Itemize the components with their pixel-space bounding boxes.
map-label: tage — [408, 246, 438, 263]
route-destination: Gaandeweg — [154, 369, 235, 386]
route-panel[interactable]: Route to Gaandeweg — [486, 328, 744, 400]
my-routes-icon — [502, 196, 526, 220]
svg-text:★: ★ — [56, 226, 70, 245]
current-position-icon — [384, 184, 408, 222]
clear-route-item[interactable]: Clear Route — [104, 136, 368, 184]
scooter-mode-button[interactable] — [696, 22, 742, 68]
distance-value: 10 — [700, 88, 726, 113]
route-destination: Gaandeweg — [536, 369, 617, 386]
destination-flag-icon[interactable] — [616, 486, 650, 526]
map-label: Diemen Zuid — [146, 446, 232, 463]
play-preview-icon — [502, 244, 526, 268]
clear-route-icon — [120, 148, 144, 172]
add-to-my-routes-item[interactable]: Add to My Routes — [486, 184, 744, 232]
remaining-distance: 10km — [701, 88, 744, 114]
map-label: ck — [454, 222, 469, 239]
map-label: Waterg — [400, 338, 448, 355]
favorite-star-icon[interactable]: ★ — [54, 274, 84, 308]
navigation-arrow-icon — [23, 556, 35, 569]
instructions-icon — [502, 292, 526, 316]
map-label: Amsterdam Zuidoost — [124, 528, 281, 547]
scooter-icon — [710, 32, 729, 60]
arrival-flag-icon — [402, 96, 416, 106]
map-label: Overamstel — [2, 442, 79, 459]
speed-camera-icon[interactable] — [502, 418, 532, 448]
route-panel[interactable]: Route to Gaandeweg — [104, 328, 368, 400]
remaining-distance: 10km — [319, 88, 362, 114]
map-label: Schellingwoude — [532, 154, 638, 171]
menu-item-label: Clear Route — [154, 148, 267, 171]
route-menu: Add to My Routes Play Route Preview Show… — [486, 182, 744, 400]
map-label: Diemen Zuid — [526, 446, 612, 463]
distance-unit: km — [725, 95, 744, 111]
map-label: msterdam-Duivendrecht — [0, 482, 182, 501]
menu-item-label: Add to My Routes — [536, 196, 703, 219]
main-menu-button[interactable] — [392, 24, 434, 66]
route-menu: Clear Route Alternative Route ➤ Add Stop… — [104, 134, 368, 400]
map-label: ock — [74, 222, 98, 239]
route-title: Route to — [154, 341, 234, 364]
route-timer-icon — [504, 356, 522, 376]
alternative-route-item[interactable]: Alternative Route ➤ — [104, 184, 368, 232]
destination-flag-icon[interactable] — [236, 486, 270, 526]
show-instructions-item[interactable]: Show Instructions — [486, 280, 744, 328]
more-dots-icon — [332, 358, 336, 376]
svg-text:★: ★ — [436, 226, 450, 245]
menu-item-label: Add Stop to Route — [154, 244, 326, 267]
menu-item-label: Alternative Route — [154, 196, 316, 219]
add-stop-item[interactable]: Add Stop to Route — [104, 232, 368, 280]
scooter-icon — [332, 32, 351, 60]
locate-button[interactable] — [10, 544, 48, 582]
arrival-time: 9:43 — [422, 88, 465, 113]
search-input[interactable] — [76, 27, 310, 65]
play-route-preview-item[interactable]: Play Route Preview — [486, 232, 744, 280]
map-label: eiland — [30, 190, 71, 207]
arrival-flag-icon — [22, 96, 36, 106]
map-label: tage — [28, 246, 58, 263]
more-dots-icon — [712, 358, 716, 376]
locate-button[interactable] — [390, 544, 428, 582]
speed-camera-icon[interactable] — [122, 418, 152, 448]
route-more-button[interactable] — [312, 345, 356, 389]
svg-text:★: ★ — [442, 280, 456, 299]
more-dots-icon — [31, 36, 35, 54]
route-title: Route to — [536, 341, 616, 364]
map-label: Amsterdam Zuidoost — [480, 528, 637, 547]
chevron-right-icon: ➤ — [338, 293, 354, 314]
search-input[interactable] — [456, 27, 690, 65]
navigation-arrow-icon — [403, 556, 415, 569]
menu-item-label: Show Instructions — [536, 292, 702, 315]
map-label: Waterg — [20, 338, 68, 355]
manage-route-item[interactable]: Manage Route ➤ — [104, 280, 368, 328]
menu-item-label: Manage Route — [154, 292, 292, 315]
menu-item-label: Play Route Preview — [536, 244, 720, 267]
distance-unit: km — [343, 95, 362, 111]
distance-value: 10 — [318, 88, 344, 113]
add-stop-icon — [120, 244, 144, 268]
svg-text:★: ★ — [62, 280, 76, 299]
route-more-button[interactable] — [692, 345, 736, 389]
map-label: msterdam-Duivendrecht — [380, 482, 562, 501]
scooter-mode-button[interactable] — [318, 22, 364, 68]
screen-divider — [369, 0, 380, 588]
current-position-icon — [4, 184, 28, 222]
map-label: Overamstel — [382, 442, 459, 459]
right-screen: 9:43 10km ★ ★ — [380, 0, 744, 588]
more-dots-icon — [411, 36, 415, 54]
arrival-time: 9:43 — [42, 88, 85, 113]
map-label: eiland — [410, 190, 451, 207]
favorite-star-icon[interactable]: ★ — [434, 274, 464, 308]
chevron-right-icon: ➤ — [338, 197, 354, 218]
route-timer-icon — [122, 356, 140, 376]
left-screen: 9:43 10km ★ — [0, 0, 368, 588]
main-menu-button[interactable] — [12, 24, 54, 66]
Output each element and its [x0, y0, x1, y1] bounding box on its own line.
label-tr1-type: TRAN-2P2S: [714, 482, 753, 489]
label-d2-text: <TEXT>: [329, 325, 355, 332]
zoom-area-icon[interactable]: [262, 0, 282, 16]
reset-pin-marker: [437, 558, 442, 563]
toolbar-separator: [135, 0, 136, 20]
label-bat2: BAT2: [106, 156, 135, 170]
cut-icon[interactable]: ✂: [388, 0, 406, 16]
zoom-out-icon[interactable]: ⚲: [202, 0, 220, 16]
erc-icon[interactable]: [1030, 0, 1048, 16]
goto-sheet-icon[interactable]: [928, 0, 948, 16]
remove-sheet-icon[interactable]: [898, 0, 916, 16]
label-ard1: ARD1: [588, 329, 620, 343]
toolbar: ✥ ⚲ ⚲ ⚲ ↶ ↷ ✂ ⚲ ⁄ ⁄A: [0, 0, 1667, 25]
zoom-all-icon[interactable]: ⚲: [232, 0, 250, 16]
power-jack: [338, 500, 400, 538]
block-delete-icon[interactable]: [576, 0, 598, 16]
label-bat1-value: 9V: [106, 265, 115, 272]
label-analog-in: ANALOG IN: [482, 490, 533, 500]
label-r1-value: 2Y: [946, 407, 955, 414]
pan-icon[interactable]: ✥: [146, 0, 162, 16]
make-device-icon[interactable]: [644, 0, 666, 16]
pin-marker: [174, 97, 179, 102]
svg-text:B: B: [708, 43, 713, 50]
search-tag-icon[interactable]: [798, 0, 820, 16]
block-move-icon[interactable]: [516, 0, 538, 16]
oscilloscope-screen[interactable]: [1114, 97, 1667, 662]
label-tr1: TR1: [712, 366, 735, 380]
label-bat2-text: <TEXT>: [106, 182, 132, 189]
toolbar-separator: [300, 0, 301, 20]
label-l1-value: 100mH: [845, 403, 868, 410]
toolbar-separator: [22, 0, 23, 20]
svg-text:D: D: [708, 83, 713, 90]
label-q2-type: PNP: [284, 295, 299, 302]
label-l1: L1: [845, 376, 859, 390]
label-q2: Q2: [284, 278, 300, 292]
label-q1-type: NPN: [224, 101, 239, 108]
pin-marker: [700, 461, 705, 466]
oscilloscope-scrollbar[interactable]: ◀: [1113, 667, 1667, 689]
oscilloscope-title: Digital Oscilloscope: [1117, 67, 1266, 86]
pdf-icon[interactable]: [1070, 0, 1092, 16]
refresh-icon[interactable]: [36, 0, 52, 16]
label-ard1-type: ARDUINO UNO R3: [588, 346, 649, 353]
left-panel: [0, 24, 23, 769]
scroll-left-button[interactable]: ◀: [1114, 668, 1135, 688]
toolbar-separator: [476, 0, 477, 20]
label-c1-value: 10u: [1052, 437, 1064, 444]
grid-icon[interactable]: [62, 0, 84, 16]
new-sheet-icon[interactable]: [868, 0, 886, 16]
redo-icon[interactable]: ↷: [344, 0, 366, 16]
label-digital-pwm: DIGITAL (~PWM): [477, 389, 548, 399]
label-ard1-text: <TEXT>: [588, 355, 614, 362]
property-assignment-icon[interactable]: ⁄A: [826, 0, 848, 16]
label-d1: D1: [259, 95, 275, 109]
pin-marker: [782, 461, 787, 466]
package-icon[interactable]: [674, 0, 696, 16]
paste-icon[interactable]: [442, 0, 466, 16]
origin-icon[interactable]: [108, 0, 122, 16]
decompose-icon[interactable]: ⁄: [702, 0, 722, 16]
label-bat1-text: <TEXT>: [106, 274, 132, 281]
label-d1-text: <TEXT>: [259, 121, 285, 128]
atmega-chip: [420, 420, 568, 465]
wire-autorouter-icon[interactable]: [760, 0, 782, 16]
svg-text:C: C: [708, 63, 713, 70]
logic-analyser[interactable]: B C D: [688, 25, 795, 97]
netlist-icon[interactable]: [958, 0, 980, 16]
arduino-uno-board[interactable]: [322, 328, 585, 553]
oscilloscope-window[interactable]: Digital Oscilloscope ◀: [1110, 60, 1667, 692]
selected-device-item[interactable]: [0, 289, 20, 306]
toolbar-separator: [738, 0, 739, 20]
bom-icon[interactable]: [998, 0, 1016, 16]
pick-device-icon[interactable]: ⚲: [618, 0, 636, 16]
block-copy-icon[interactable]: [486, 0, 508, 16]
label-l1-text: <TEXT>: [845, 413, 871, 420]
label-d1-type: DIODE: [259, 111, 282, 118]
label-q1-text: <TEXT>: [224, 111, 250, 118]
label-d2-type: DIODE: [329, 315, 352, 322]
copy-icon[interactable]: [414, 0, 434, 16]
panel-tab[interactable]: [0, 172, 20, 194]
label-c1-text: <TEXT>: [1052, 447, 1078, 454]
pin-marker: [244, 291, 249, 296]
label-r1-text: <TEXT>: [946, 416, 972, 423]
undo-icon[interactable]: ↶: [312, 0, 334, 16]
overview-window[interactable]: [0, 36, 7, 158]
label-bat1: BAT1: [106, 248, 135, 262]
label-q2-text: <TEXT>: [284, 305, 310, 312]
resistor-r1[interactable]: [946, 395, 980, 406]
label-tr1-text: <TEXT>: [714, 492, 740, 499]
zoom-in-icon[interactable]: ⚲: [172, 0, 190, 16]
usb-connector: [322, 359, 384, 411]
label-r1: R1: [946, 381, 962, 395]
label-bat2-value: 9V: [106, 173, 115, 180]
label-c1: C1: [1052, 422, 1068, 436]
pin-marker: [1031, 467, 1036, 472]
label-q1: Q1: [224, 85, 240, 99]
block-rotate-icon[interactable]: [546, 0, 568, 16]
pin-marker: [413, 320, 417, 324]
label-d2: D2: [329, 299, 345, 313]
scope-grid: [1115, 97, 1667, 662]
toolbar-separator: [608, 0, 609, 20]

+++

#### Brief:
Quote the listing word for word, from its first line through the line containing "my-routes-icon — [502, 196, 526, 220]", including both.

#### Answer to this exercise:
Itemize the components with their pixel-space bounding boxes.
map-label: tage — [408, 246, 438, 263]
route-destination: Gaandeweg — [154, 369, 235, 386]
route-panel[interactable]: Route to Gaandeweg — [486, 328, 744, 400]
my-routes-icon — [502, 196, 526, 220]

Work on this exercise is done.